— BEGIN —

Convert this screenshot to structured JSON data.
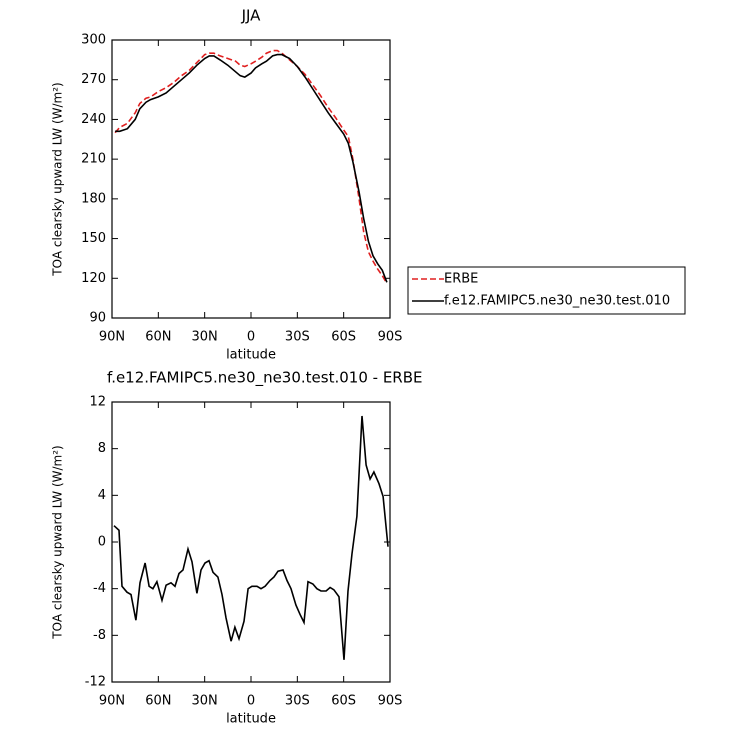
{
  "chart_data": [
    {
      "type": "line",
      "title": "JJA",
      "xlabel": "latitude",
      "ylabel": "TOA clearsky upward LW (W/m²)",
      "xlim": [
        90,
        -90
      ],
      "xticks": [
        {
          "value": 90,
          "label": "90N"
        },
        {
          "value": 60,
          "label": "60N"
        },
        {
          "value": 30,
          "label": "30N"
        },
        0,
        {
          "value": -30,
          "label": "30S"
        },
        {
          "value": -60,
          "label": "60S"
        },
        {
          "value": -90,
          "label": "90S"
        }
      ],
      "ylim": [
        90,
        300
      ],
      "yticks": [
        90,
        120,
        150,
        180,
        210,
        240,
        270,
        300
      ],
      "legend": "right",
      "grid": false,
      "x": [
        88,
        85,
        80,
        75,
        72,
        68,
        65,
        60,
        55,
        50,
        45,
        40,
        35,
        30,
        27,
        24,
        20,
        15,
        10,
        7,
        4,
        0,
        -3,
        -7,
        -10,
        -14,
        -17,
        -20,
        -25,
        -30,
        -35,
        -40,
        -45,
        -50,
        -55,
        -60,
        -63,
        -66,
        -70,
        -73,
        -76,
        -79,
        -82,
        -85,
        -88
      ],
      "series": [
        {
          "name": "ERBE",
          "color": "#e02020",
          "linestyle": "dashed",
          "values": [
            230,
            234,
            237,
            245,
            252,
            256,
            257,
            261,
            264,
            268,
            273,
            277,
            283,
            289,
            290,
            290,
            288,
            286,
            284,
            281,
            280,
            282,
            284,
            287,
            290,
            292,
            292,
            290,
            285,
            280,
            274,
            266,
            258,
            249,
            241,
            232,
            227,
            210,
            180,
            155,
            140,
            133,
            127,
            122,
            116
          ]
        },
        {
          "name": "f.e12.FAMIPC5.ne30_ne30.test.010",
          "color": "#000000",
          "linestyle": "solid",
          "values": [
            231,
            231,
            233,
            240,
            248,
            253,
            255,
            257,
            260,
            265,
            270,
            275,
            281,
            286,
            288,
            288,
            285,
            281,
            276,
            273,
            272,
            275,
            279,
            282,
            284,
            288,
            289,
            289,
            286,
            280,
            272,
            263,
            254,
            245,
            237,
            229,
            222,
            208,
            185,
            165,
            148,
            137,
            131,
            126,
            117
          ]
        }
      ]
    },
    {
      "type": "line",
      "title": "f.e12.FAMIPC5.ne30_ne30.test.010 - ERBE",
      "xlabel": "latitude",
      "ylabel": "TOA clearsky upward LW (W/m²)",
      "xlim": [
        90,
        -90
      ],
      "xticks": [
        {
          "value": 90,
          "label": "90N"
        },
        {
          "value": 60,
          "label": "60N"
        },
        {
          "value": 30,
          "label": "30N"
        },
        0,
        {
          "value": -30,
          "label": "30S"
        },
        {
          "value": -60,
          "label": "60S"
        },
        {
          "value": -90,
          "label": "90S"
        }
      ],
      "ylim": [
        -12,
        12
      ],
      "yticks": [
        -12,
        -8,
        -4,
        0,
        4,
        8,
        12
      ],
      "grid": false,
      "color": "#000000",
      "x": [
        88.7,
        85.5,
        83.5,
        80.3,
        77.7,
        74.5,
        71.9,
        68.6,
        66.0,
        63.5,
        60.9,
        57.6,
        55.0,
        51.8,
        49.2,
        46.6,
        44.0,
        40.8,
        38.2,
        35.0,
        32.4,
        29.8,
        27.2,
        24.6,
        21.4,
        18.8,
        16.2,
        12.9,
        10.4,
        7.8,
        4.5,
        1.9,
        -0.6,
        -3.9,
        -6.5,
        -9.1,
        -12.3,
        -14.9,
        -17.5,
        -20.7,
        -23.3,
        -25.9,
        -29.1,
        -31.7,
        -34.3,
        -36.9,
        -40.1,
        -42.7,
        -45.3,
        -48.6,
        -51.2,
        -53.7,
        -57.0,
        -60.2,
        -62.8,
        -65.4,
        -68.6,
        -71.9,
        -74.5,
        -77.1,
        -79.6,
        -82.9,
        -85.5,
        -88.7
      ],
      "values": [
        1.4,
        1,
        -3.8,
        -4.3,
        -4.5,
        -6.7,
        -3.5,
        -1.8,
        -3.8,
        -4,
        -3.4,
        -5,
        -3.7,
        -3.5,
        -3.8,
        -2.7,
        -2.4,
        -0.6,
        -1.7,
        -4.4,
        -2.4,
        -1.8,
        -1.6,
        -2.6,
        -3,
        -4.5,
        -6.5,
        -8.5,
        -7.3,
        -8.3,
        -6.8,
        -4,
        -3.8,
        -3.8,
        -4,
        -3.8,
        -3.3,
        -3,
        -2.5,
        -2.4,
        -3.3,
        -4,
        -5.4,
        -6.2,
        -6.9,
        -3.4,
        -3.6,
        -4,
        -4.2,
        -4.2,
        -3.9,
        -4.1,
        -4.7,
        -10.1,
        -4.2,
        -1,
        2.2,
        10.8,
        6.6,
        5.4,
        6,
        5,
        3.9,
        -0.4
      ]
    }
  ]
}
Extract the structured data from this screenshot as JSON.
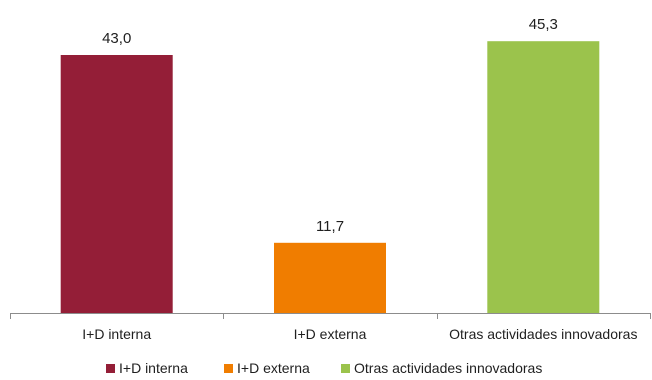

— END —

Problem description
Pick out the lines that have the word "test". Copy them all.

Exercise result
          "name": "f.e12.FAMIPC5.ne30_ne30.test.010",
      "title": "f.e12.FAMIPC5.ne30_ne30.test.010 - ERBE",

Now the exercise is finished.